• _Short exercise_
Decide whether each numbered statement agrees with the passage on the study's variables, answering yes or no and quoting the words from the passage that settle it. 1. Encounter satisfaction was rated on a scale running from 1 to 5. 2. Motive-based trust is well represented in the manipulation. 3. The officers use profanity in both scenarios.

• _Quoted passage_

☆ ☆ ☆ ☆ ☆ ☆ ☆

The study uses four dependent variables. Encounter satisfaction is a single item that asked, “How satisfied are you with the way the police officer handled the situation?” This item featured a closed-ended scale (1 = very dissatisfied to 4 = very satisfied). Handle differently is a single item that read, “In a similar situation in the future, you would like to see the police handle the situation differently.” The response set ranged from strongly disagree (coded 1) to strongly agree (coded 4). Immediate compliance is a single-item variable that asked, “How likely would you be to do what the officer asked you to do?” A closed-ended response was used (1 = very unlikely to 4 = very likely). Decision acceptance is operationalized using an item that read, “How willing would you be to accept the officer’s decision?” A Likert-type response set was featured (1 = very unwilling to 4 = very willing; see Table 1 for summary statistics).

Table 1 Summary statistics for dependent variables

The two independent variables capture experimental conditions. One condition features a police officer behaving in a manner that is not consistent with the principles of procedural justice. In both scenarios, officers use profanity (disrespectful treatment), make judgmental statements (fail to remain neutral), and ask rhetorical questions in a condescending manner (fail to provide participation opportunity). Another element of procedural justice, motive-based trust, is not well represented in the manipulation. Procedural injustice reflects whether participants were administered the experimental condition (1 = yes, 0 = no). The second variable, police citation, indicates whether the participant responded to a hypothetical encounter where the police issued a citation (1 = yes, 0 = no).

☆ ☆ ☆ ☆ ☆ ☆ ☆

• _Data block_
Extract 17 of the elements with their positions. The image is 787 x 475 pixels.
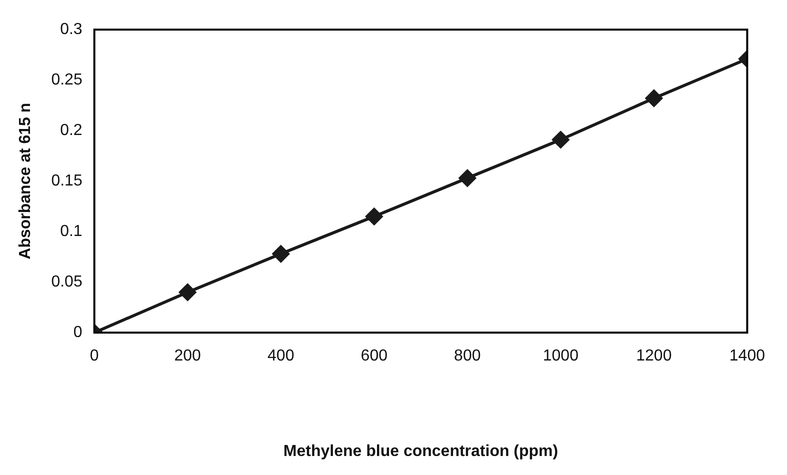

☆ ☆ ☆ ☆ ☆ ☆ ☆

• _Task solution_
1. No: "1 = very dissatisfied to 4 = very satisfied"
2. No: "Another element of procedural justice, motive-based trust, is not well represented in the manipulation."
3. Yes: "In both scenarios, officers use profanity (disrespectful treatment)"